Given exercise:
Scan the material that follows. Copy every line containing the word "Ведь".

----------

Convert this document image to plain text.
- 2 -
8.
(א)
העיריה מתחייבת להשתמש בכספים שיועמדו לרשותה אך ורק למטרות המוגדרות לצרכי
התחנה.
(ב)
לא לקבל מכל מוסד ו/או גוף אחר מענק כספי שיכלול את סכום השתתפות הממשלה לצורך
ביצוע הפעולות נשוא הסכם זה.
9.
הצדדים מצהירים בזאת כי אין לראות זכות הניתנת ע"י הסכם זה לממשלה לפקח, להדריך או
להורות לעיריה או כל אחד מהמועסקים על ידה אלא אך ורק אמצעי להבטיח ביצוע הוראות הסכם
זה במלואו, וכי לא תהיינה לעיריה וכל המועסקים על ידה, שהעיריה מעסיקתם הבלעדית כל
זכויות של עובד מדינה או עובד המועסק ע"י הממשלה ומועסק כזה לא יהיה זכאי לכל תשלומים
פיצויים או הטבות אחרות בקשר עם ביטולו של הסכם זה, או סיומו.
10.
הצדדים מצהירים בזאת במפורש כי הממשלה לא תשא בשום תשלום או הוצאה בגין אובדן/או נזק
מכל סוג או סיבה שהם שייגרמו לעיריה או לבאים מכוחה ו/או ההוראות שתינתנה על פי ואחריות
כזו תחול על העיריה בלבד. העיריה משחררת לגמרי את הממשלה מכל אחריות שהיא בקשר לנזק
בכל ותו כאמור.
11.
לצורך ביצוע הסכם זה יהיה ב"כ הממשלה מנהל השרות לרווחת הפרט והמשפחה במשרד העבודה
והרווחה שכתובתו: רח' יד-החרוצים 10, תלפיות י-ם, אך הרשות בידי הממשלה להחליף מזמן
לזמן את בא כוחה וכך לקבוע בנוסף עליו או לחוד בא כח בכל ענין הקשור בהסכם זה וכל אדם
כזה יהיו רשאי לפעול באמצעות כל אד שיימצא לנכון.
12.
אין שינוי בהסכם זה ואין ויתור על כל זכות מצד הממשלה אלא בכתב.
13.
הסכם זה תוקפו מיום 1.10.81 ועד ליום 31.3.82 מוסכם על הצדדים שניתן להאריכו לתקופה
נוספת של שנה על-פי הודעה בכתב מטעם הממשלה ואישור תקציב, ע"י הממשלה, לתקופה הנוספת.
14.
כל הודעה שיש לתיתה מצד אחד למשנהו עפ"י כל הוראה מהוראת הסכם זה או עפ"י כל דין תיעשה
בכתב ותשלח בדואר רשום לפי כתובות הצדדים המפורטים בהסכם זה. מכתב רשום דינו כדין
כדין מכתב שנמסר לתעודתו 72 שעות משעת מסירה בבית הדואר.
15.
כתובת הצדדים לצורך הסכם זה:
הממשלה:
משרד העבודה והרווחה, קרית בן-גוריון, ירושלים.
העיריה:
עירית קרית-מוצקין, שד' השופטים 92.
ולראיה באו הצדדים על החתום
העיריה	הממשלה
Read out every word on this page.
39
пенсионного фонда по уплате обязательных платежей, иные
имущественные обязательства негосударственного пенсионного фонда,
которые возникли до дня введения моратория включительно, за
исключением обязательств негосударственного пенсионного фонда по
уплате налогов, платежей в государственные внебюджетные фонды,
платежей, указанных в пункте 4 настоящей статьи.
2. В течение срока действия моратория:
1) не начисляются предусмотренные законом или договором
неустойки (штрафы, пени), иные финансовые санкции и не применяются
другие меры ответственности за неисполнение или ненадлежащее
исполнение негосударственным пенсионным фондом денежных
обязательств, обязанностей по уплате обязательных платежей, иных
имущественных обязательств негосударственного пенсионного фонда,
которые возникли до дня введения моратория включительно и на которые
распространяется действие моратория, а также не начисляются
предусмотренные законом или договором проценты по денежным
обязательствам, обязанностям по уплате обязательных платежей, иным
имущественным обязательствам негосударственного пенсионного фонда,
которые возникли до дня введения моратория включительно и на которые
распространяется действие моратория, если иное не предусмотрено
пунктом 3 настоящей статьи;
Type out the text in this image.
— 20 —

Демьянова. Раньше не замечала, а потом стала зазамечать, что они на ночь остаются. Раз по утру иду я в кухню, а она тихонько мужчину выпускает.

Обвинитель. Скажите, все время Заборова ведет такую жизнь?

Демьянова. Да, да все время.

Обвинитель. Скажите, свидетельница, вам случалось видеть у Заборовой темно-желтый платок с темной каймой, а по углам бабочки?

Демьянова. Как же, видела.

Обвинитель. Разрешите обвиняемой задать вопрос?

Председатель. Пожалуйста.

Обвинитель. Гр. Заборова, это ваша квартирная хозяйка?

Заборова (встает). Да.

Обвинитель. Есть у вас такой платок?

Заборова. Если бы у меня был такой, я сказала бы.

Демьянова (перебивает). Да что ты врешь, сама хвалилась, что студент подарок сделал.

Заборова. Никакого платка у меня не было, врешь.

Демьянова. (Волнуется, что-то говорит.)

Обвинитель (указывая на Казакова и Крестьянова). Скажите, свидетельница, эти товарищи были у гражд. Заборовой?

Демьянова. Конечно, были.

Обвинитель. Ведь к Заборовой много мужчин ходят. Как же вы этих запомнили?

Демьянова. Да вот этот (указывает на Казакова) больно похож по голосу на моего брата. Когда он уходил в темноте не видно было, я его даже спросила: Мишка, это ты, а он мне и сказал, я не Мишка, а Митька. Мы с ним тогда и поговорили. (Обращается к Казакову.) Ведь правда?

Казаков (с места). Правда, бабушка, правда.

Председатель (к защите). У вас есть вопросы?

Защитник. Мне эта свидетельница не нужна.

----------

Exercise result:
Обвинитель. Ведь к Заборовой много мужчин ходят. Как же вы этих запомнили?
Демьянова. Да вот этот (указывает на Казакова) больно похож по голосу на моего брата. Когда он уходил в темноте не видно было, я его даже спросила: Мишка, это ты, а он мне и сказал, я не Мишка, а Митька. Мы с ним тогда и поговорили. (Обращается к Казакову.) Ведь правда?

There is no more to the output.